(Dataset entries)
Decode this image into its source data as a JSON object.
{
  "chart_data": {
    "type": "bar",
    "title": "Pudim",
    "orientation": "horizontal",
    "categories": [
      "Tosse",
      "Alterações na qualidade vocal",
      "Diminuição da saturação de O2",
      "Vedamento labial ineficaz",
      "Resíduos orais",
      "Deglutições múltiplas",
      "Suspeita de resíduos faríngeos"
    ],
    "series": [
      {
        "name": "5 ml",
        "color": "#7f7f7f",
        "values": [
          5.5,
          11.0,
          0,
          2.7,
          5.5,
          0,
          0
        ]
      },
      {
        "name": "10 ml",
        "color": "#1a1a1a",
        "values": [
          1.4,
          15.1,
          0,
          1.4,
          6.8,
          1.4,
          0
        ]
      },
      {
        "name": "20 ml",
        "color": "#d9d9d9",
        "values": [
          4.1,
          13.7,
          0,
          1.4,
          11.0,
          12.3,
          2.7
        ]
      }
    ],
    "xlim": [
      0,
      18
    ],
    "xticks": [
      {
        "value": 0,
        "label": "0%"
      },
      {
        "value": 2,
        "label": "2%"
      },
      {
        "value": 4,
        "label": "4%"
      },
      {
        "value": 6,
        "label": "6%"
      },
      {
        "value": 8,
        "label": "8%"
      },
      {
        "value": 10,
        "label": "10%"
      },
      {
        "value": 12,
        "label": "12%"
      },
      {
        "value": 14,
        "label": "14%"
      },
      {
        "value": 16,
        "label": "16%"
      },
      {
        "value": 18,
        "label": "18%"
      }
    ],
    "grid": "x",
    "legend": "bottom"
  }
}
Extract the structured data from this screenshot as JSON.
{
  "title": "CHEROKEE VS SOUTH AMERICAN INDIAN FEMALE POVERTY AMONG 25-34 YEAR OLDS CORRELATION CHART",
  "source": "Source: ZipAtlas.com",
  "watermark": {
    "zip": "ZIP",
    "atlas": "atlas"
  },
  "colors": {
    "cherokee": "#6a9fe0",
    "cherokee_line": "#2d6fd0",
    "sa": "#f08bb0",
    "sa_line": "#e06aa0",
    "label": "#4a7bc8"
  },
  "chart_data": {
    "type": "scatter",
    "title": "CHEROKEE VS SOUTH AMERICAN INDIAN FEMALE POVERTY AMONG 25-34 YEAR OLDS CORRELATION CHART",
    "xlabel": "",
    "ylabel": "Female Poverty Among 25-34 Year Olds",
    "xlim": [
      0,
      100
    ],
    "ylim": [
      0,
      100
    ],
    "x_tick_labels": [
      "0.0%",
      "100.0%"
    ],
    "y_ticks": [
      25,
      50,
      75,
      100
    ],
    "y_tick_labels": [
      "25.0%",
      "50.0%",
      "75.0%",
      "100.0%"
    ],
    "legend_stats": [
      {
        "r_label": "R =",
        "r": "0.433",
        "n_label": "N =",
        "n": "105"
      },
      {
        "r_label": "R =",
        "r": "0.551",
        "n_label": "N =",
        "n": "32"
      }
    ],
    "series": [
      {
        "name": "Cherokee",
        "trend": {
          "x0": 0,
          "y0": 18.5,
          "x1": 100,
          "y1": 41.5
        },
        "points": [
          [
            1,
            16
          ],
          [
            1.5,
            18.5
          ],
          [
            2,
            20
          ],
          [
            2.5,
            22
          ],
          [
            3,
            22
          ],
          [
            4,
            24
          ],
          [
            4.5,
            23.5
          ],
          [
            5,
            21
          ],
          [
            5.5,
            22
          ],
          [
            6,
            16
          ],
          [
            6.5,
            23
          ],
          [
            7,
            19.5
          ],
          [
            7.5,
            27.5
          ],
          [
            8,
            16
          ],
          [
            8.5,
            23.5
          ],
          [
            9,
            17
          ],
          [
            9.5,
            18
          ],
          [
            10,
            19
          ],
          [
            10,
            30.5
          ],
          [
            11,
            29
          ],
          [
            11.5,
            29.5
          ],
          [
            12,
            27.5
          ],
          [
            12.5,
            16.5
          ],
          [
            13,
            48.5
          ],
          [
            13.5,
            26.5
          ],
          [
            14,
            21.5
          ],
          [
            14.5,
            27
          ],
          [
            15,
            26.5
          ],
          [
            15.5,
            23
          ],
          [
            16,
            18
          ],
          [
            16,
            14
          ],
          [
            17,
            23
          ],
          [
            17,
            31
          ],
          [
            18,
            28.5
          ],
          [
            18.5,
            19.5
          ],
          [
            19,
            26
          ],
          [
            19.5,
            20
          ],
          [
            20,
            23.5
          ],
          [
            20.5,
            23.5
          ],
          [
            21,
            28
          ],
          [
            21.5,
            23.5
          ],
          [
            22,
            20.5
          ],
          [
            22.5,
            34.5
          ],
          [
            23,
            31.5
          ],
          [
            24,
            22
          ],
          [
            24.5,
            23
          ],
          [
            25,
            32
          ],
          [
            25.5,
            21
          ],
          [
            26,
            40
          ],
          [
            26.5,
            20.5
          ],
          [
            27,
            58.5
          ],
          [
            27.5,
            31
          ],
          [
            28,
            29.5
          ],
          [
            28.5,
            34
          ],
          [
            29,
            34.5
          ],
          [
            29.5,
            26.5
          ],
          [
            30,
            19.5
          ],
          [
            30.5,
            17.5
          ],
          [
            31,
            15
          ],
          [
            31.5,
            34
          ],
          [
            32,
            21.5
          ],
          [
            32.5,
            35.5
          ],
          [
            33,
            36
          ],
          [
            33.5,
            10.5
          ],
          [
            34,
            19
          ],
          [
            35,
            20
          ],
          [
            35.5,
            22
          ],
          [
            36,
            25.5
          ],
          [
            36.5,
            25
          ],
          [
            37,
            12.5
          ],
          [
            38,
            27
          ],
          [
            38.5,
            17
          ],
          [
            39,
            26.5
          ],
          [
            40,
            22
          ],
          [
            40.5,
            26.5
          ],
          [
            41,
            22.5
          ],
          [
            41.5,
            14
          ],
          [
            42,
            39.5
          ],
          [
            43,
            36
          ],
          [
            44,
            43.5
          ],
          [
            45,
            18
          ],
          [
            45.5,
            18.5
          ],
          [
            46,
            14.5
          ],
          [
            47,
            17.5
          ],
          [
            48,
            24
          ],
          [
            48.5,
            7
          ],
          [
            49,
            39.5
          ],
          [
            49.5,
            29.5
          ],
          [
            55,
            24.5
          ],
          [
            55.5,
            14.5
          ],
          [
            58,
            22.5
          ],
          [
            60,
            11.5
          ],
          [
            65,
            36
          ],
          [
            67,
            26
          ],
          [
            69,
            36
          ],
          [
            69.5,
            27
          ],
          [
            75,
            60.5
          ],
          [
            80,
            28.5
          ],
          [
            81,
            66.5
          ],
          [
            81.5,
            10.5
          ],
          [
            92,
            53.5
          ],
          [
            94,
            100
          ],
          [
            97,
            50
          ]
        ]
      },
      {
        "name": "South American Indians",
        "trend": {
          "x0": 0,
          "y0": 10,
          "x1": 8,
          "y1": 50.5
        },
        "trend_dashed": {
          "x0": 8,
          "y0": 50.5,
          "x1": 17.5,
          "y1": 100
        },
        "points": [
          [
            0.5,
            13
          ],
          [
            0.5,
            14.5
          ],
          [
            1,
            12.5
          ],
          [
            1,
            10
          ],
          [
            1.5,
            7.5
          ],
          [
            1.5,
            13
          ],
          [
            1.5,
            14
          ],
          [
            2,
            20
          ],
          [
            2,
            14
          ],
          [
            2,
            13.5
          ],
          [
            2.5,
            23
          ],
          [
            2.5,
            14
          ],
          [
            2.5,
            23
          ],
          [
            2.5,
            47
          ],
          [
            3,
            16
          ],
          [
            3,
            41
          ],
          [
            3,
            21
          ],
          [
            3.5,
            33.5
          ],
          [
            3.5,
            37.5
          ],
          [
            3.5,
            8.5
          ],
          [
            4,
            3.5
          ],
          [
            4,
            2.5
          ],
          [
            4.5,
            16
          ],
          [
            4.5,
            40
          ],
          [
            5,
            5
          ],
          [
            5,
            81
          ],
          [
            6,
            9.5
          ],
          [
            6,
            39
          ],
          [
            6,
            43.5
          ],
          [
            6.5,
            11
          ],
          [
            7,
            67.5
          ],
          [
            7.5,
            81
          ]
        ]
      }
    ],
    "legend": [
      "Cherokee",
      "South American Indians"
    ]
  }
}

Brief. Above are some records. Report the number of their lines that include "CORRELATION", and add nothing else.

Result for this exercise. 2